Figure data in JSON
__________

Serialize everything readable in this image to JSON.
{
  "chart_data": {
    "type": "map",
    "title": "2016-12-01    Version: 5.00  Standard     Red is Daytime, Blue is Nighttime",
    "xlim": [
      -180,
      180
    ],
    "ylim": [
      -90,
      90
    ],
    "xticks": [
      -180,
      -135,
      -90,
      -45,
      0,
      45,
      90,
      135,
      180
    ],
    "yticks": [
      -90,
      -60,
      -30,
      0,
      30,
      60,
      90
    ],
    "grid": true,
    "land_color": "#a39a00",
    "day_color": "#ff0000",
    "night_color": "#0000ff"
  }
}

__________

> **WRITTEN INSTRUCTION**
Extract the entries above verbatim.

> **ANSWER TO THIS EXERCISE**
Serialize everything readable in this image to JSON.
{
  "chart_data": {
    "type": "map",
    "title": "2016-12-01    Version: 5.00  Standard     Red is Daytime, Blue is Nighttime",
    "xlim": [
      -180,
      180
    ],
    "ylim": [
      -90,
      90
    ],
    "xticks": [
      -180,
      -135,
      -90,
      -45,
      0,
      45,
      90,
      135,
      180
    ],
    "yticks": [
      -90,
      -60,
      -30,
      0,
      30,
      60,
      90
    ],
    "grid": true,
    "land_color": "#a39a00",
    "day_color": "#ff0000",
    "night_color": "#0000ff"
  }
}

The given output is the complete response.